REQUIRED WORK:
Produce the listing below again, exactly as shown.

[START OF DATA LINES]

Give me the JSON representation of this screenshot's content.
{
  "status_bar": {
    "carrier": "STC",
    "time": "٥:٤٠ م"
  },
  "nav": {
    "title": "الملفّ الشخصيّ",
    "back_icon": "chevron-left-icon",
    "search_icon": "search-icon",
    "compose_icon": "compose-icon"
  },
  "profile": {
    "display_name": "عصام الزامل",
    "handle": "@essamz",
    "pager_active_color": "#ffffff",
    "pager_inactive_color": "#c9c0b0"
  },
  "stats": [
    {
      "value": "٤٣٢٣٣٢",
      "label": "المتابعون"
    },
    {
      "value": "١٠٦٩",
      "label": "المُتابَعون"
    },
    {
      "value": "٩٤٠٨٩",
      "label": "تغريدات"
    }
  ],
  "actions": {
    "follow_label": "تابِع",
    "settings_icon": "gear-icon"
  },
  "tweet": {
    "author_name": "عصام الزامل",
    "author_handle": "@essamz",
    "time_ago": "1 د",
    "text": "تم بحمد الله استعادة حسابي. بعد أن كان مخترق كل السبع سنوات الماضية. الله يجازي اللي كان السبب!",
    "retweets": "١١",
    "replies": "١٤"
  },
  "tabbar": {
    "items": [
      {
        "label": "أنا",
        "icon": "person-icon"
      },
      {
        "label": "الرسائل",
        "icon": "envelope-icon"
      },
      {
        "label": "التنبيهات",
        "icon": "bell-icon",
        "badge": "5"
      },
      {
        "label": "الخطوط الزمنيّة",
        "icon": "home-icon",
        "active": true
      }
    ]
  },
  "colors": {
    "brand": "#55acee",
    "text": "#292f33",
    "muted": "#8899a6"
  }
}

[END OF DATA LINES]

RESULT:
Give me the JSON representation of this screenshot's content.
{
  "status_bar": {
    "carrier": "STC",
    "time": "٥:٤٠ م"
  },
  "nav": {
    "title": "الملفّ الشخصيّ",
    "back_icon": "chevron-left-icon",
    "search_icon": "search-icon",
    "compose_icon": "compose-icon"
  },
  "profile": {
    "display_name": "عصام الزامل",
    "handle": "@essamz",
    "pager_active_color": "#ffffff",
    "pager_inactive_color": "#c9c0b0"
  },
  "stats": [
    {
      "value": "٤٣٢٣٣٢",
      "label": "المتابعون"
    },
    {
      "value": "١٠٦٩",
      "label": "المُتابَعون"
    },
    {
      "value": "٩٤٠٨٩",
      "label": "تغريدات"
    }
  ],
  "actions": {
    "follow_label": "تابِع",
    "settings_icon": "gear-icon"
  },
  "tweet": {
    "author_name": "عصام الزامل",
    "author_handle": "@essamz",
    "time_ago": "1 د",
    "text": "تم بحمد الله استعادة حسابي. بعد أن كان مخترق كل السبع سنوات الماضية. الله يجازي اللي كان السبب!",
    "retweets": "١١",
    "replies": "١٤"
  },
  "tabbar": {
    "items": [
      {
        "label": "أنا",
        "icon": "person-icon"
      },
      {
        "label": "الرسائل",
        "icon": "envelope-icon"
      },
      {
        "label": "التنبيهات",
        "icon": "bell-icon",
        "badge": "5"
      },
      {
        "label": "الخطوط الزمنيّة",
        "icon": "home-icon",
        "active": true
      }
    ]
  },
  "colors": {
    "brand": "#55acee",
    "text": "#292f33",
    "muted": "#8899a6"
  }
}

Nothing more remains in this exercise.